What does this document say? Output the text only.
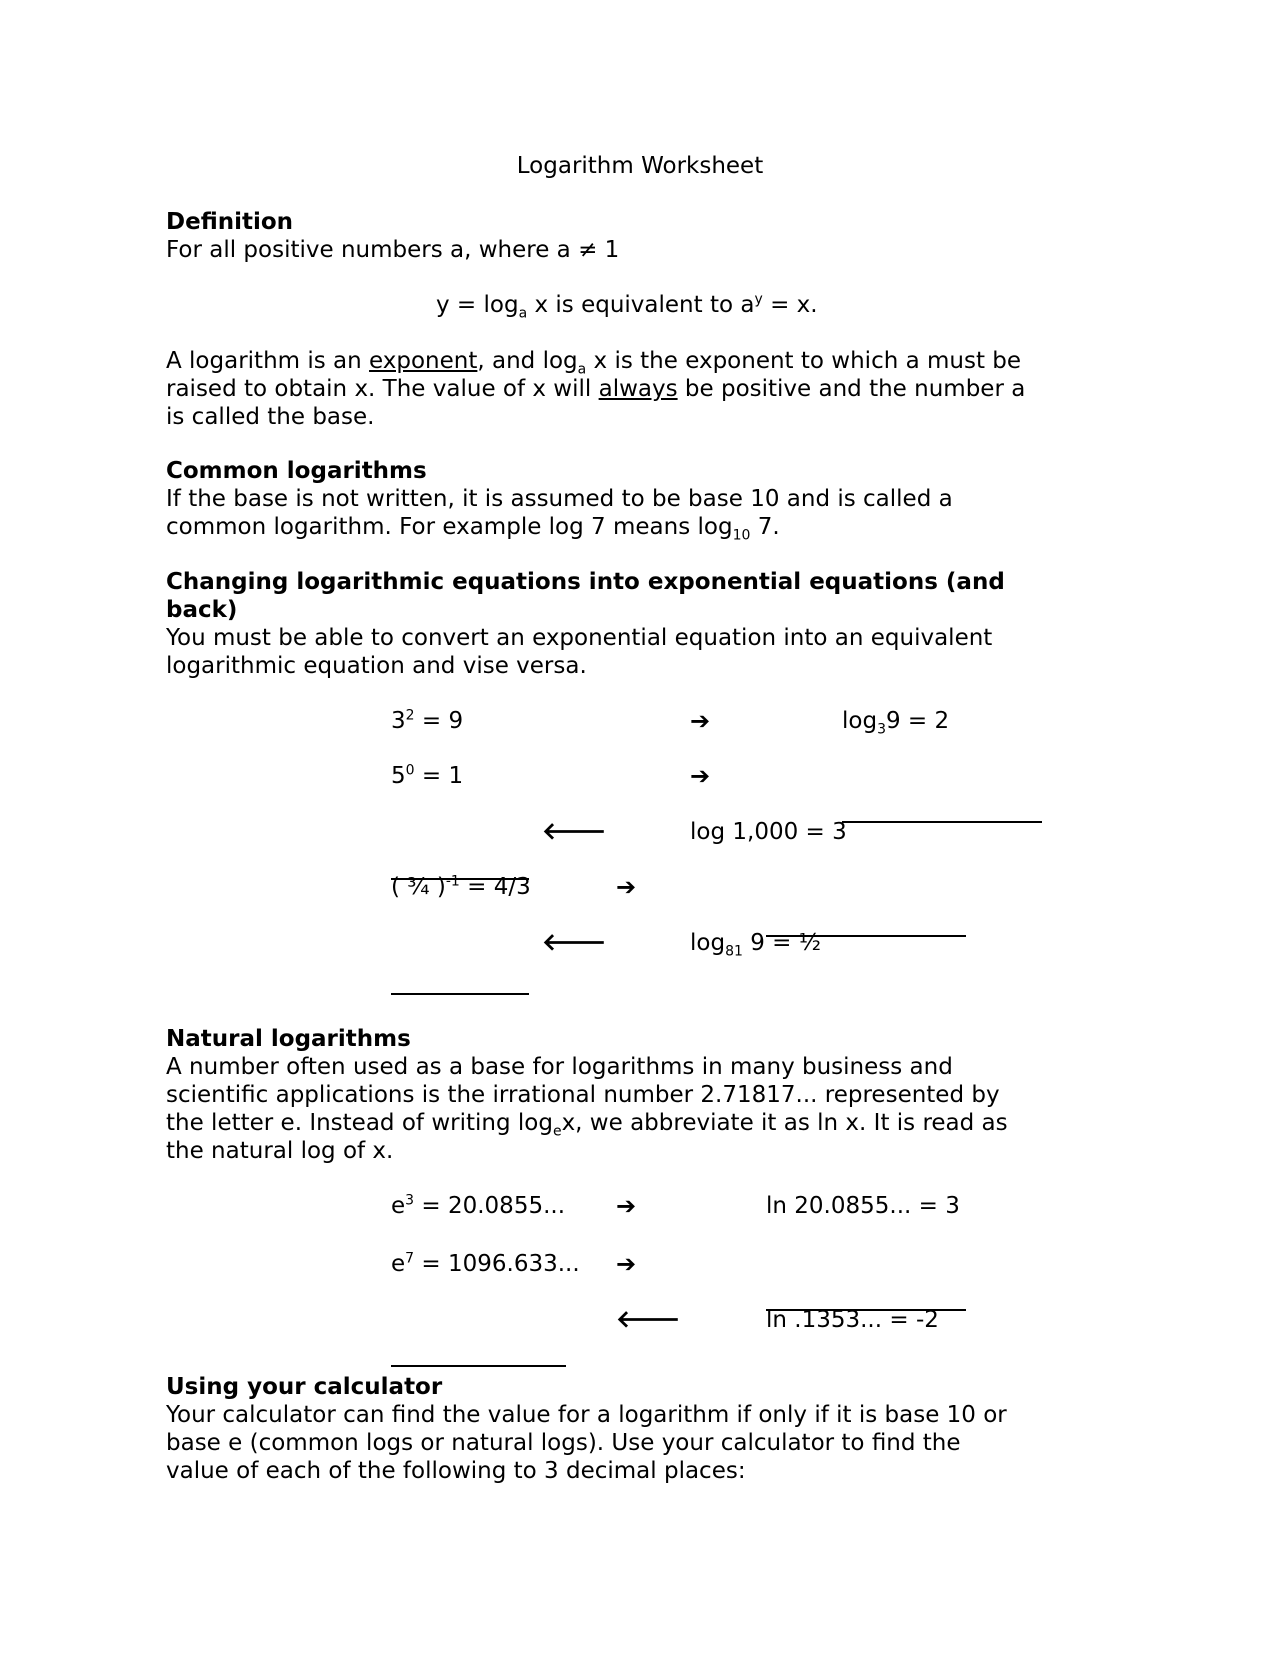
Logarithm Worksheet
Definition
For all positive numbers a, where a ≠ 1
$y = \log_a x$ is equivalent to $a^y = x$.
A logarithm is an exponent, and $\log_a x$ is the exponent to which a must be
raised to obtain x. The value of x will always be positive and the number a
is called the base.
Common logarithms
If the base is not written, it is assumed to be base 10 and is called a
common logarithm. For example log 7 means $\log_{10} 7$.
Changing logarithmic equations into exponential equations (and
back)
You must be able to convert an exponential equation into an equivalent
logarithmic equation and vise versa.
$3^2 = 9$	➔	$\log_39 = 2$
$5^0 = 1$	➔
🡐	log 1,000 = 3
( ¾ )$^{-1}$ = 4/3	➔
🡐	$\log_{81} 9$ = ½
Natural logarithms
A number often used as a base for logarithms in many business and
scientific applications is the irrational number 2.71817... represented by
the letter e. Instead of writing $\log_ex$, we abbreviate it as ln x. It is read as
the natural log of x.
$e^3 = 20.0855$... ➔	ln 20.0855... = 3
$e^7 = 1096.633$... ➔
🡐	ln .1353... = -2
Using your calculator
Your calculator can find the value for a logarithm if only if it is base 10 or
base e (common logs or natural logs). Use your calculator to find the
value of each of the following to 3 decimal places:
___
Goal of the exercise
Print all of the entries word for word. Skip any images they contain.

The answer
What does this document say? Output the text only.
Logarithm Worksheet
Definition
For all positive numbers a, where a ≠ 1
$y = \log_a x$ is equivalent to $a^y = x$.
A logarithm is an exponent, and $\log_a x$ is the exponent to which a must be
raised to obtain x. The value of x will always be positive and the number a
is called the base.
Common logarithms
If the base is not written, it is assumed to be base 10 and is called a
common logarithm. For example log 7 means $\log_{10} 7$.
Changing logarithmic equations into exponential equations (and
back)
You must be able to convert an exponential equation into an equivalent
logarithmic equation and vise versa.
$3^2 = 9$	➔	$\log_39 = 2$
$5^0 = 1$	➔
🡐	log 1,000 = 3
( ¾ )$^{-1}$ = 4/3	➔
🡐	$\log_{81} 9$ = ½
Natural logarithms
A number often used as a base for logarithms in many business and
scientific applications is the irrational number 2.71817... represented by
the letter e. Instead of writing $\log_ex$, we abbreviate it as ln x. It is read as
the natural log of x.
$e^3 = 20.0855$... ➔	ln 20.0855... = 3
$e^7 = 1096.633$... ➔
🡐	ln .1353... = -2
Using your calculator
Your calculator can find the value for a logarithm if only if it is base 10 or
base e (common logs or natural logs). Use your calculator to find the
value of each of the following to 3 decimal places:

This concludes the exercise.